Task brief:
Drop every picture, then transcribe the remaining data exactly.

Record extracts:
━━━━━━━━━━━━━━━━━━━━

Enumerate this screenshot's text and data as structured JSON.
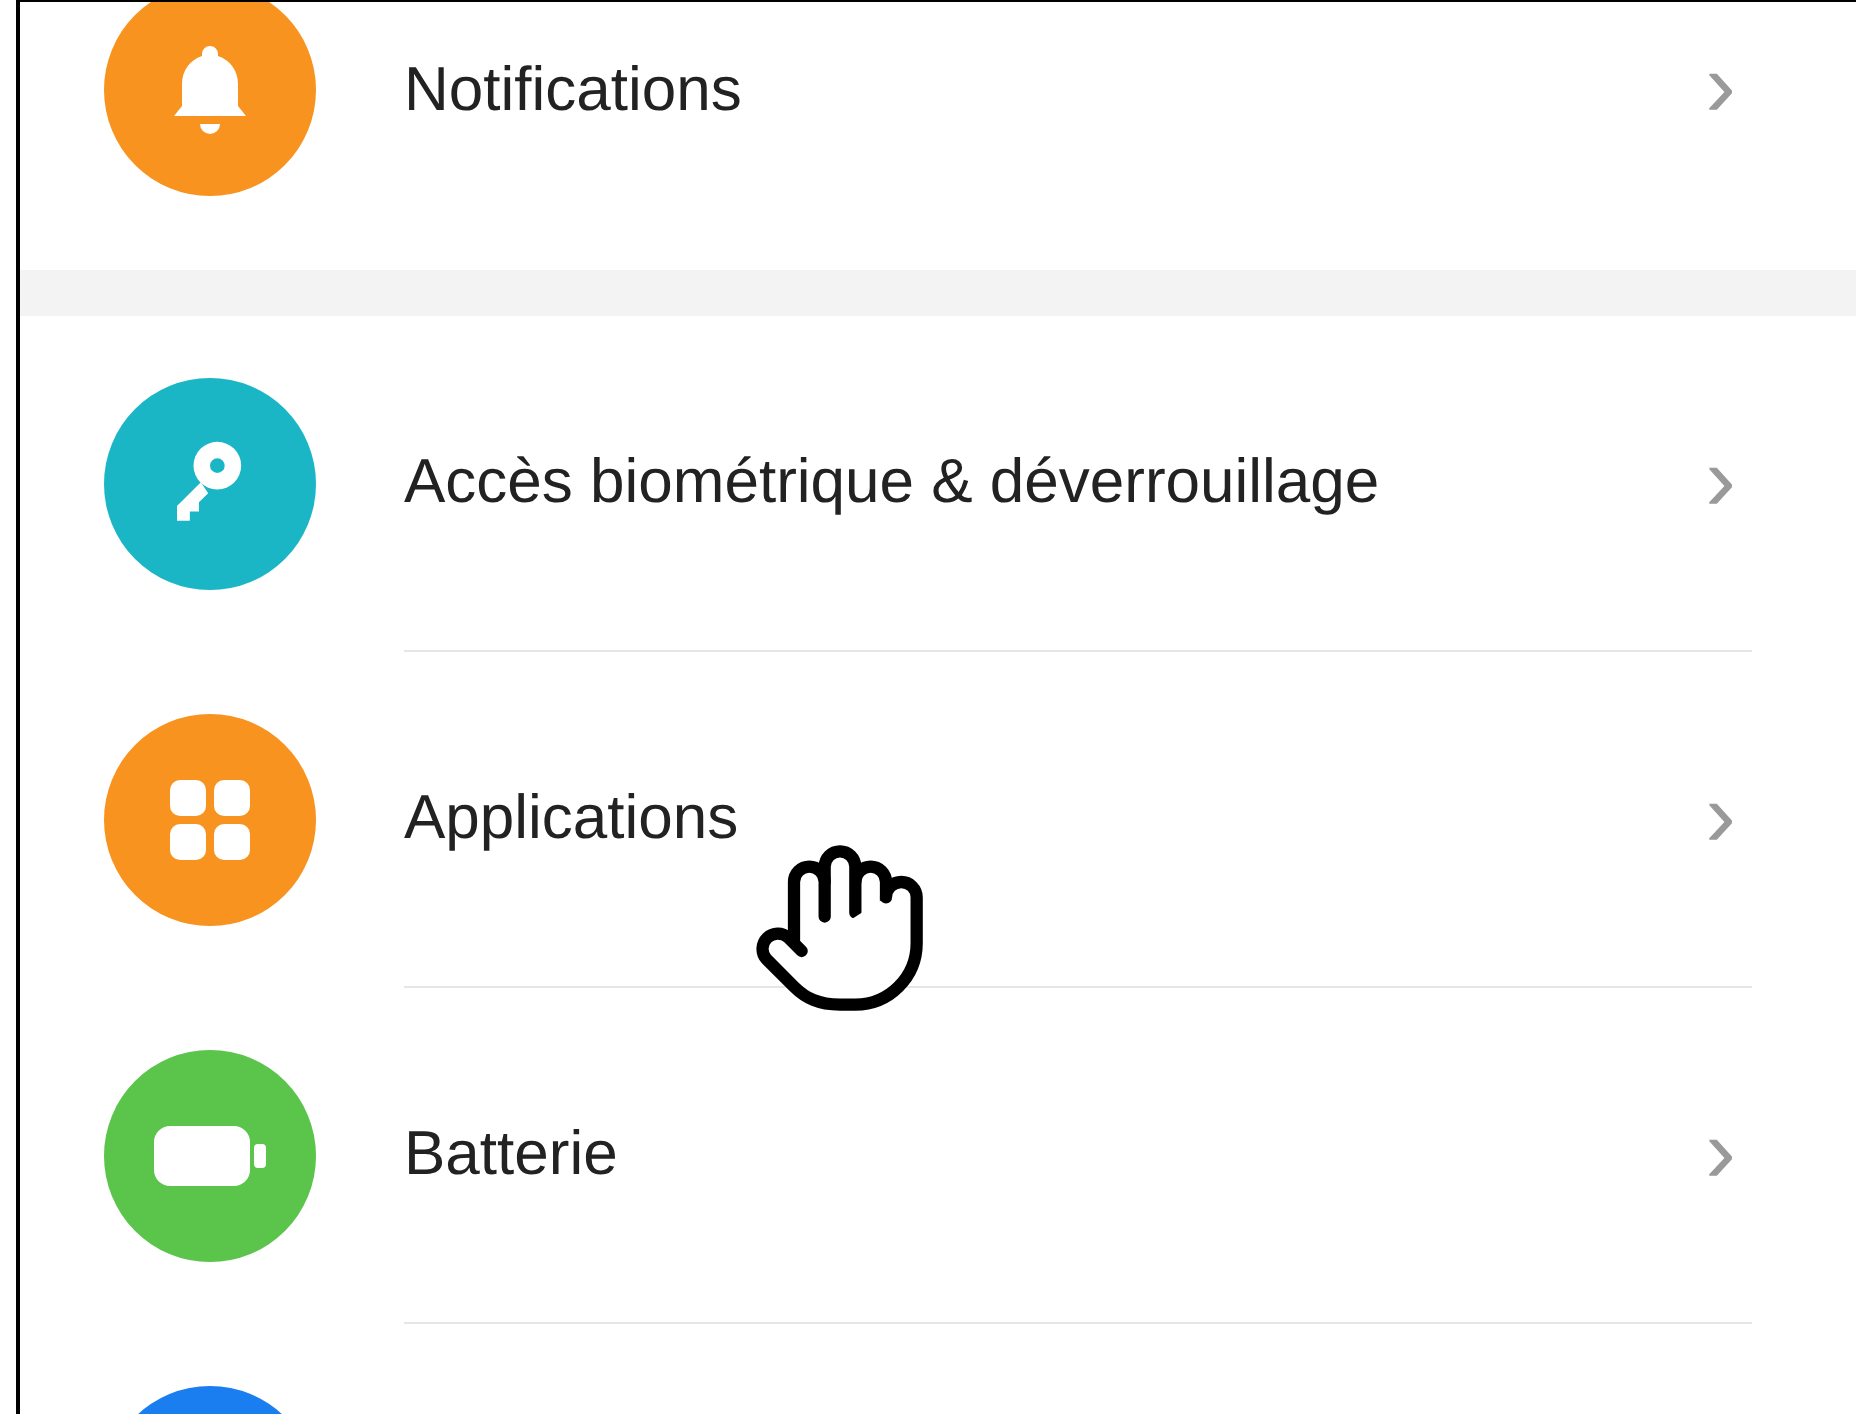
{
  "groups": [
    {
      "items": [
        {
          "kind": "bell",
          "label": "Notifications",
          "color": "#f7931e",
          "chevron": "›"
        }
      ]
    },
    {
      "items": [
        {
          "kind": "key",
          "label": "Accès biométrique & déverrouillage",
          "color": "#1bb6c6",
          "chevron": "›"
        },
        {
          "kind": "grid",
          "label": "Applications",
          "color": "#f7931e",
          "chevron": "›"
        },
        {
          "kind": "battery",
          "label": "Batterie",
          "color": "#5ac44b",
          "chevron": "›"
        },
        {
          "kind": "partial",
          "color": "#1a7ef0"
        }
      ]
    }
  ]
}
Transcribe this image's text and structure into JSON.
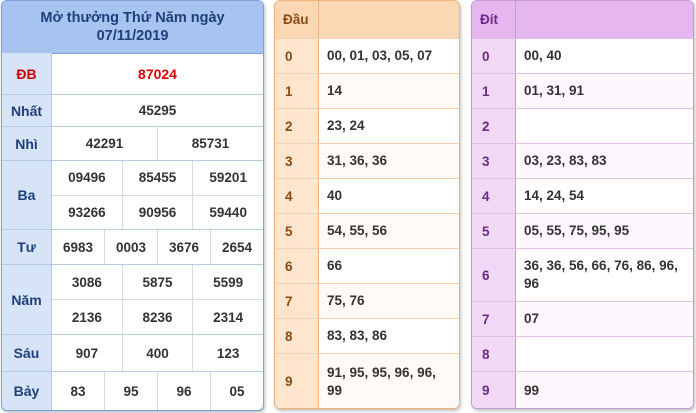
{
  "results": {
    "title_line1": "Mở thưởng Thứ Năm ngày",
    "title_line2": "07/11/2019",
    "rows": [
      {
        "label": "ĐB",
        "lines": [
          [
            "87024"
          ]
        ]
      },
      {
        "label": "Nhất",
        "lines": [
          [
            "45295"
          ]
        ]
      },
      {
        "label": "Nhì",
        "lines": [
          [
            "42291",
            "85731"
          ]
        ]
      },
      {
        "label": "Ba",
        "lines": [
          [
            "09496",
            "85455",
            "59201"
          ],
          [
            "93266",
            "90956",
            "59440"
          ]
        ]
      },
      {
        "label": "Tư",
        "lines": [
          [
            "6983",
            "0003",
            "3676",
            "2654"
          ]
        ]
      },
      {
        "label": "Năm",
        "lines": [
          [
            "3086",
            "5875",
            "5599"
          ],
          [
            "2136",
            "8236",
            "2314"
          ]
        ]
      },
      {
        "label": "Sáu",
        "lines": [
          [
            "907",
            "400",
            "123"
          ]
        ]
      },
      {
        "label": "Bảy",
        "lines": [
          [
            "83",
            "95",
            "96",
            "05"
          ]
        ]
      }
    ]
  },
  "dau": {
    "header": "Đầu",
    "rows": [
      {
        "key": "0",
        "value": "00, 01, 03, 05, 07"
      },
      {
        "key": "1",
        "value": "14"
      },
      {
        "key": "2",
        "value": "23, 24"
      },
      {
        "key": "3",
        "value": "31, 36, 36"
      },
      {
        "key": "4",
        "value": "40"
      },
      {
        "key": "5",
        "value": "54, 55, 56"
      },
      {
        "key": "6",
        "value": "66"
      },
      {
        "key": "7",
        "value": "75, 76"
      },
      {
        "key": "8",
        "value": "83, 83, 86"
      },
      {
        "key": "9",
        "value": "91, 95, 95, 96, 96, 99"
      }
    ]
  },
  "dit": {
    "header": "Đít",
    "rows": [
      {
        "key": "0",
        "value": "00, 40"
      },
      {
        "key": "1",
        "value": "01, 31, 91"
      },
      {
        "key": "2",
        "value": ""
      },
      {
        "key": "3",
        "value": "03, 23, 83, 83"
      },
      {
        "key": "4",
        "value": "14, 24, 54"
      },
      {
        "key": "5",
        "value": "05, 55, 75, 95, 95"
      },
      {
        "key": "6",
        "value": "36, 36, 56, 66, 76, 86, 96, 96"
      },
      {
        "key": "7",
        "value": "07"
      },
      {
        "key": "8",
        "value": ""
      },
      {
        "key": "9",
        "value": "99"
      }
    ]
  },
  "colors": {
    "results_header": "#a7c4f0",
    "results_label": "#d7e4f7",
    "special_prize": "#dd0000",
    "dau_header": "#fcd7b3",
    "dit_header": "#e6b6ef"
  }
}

━━━━━━━━━━━━━━━━━━━━

Exercise output:
Enumerate this screenshot's text and data as structured JSON.
{
  "groups": [
    {
      "items": [
        {
          "kind": "bell",
          "label": "Notifications",
          "color": "#f7931e",
          "chevron": "›"
        }
      ]
    },
    {
      "items": [
        {
          "kind": "key",
          "label": "Accès biométrique & déverrouillage",
          "color": "#1bb6c6",
          "chevron": "›"
        },
        {
          "kind": "grid",
          "label": "Applications",
          "color": "#f7931e",
          "chevron": "›"
        },
        {
          "kind": "battery",
          "label": "Batterie",
          "color": "#5ac44b",
          "chevron": "›"
        },
        {
          "kind": "partial",
          "color": "#1a7ef0"
        }
      ]
    }
  ]
}
Transcribe this image's text and structure into JSON.
{
  "results": {
    "title_line1": "Mở thưởng Thứ Năm ngày",
    "title_line2": "07/11/2019",
    "rows": [
      {
        "label": "ĐB",
        "lines": [
          [
            "87024"
          ]
        ]
      },
      {
        "label": "Nhất",
        "lines": [
          [
            "45295"
          ]
        ]
      },
      {
        "label": "Nhì",
        "lines": [
          [
            "42291",
            "85731"
          ]
        ]
      },
      {
        "label": "Ba",
        "lines": [
          [
            "09496",
            "85455",
            "59201"
          ],
          [
            "93266",
            "90956",
            "59440"
          ]
        ]
      },
      {
        "label": "Tư",
        "lines": [
          [
            "6983",
            "0003",
            "3676",
            "2654"
          ]
        ]
      },
      {
        "label": "Năm",
        "lines": [
          [
            "3086",
            "5875",
            "5599"
          ],
          [
            "2136",
            "8236",
            "2314"
          ]
        ]
      },
      {
        "label": "Sáu",
        "lines": [
          [
            "907",
            "400",
            "123"
          ]
        ]
      },
      {
        "label": "Bảy",
        "lines": [
          [
            "83",
            "95",
            "96",
            "05"
          ]
        ]
      }
    ]
  },
  "dau": {
    "header": "Đầu",
    "rows": [
      {
        "key": "0",
        "value": "00, 01, 03, 05, 07"
      },
      {
        "key": "1",
        "value": "14"
      },
      {
        "key": "2",
        "value": "23, 24"
      },
      {
        "key": "3",
        "value": "31, 36, 36"
      },
      {
        "key": "4",
        "value": "40"
      },
      {
        "key": "5",
        "value": "54, 55, 56"
      },
      {
        "key": "6",
        "value": "66"
      },
      {
        "key": "7",
        "value": "75, 76"
      },
      {
        "key": "8",
        "value": "83, 83, 86"
      },
      {
        "key": "9",
        "value": "91, 95, 95, 96, 96, 99"
      }
    ]
  },
  "dit": {
    "header": "Đít",
    "rows": [
      {
        "key": "0",
        "value": "00, 40"
      },
      {
        "key": "1",
        "value": "01, 31, 91"
      },
      {
        "key": "2",
        "value": ""
      },
      {
        "key": "3",
        "value": "03, 23, 83, 83"
      },
      {
        "key": "4",
        "value": "14, 24, 54"
      },
      {
        "key": "5",
        "value": "05, 55, 75, 95, 95"
      },
      {
        "key": "6",
        "value": "36, 36, 56, 66, 76, 86, 96, 96"
      },
      {
        "key": "7",
        "value": "07"
      },
      {
        "key": "8",
        "value": ""
      },
      {
        "key": "9",
        "value": "99"
      }
    ]
  },
  "colors": {
    "results_header": "#a7c4f0",
    "results_label": "#d7e4f7",
    "special_prize": "#dd0000",
    "dau_header": "#fcd7b3",
    "dit_header": "#e6b6ef"
  }
}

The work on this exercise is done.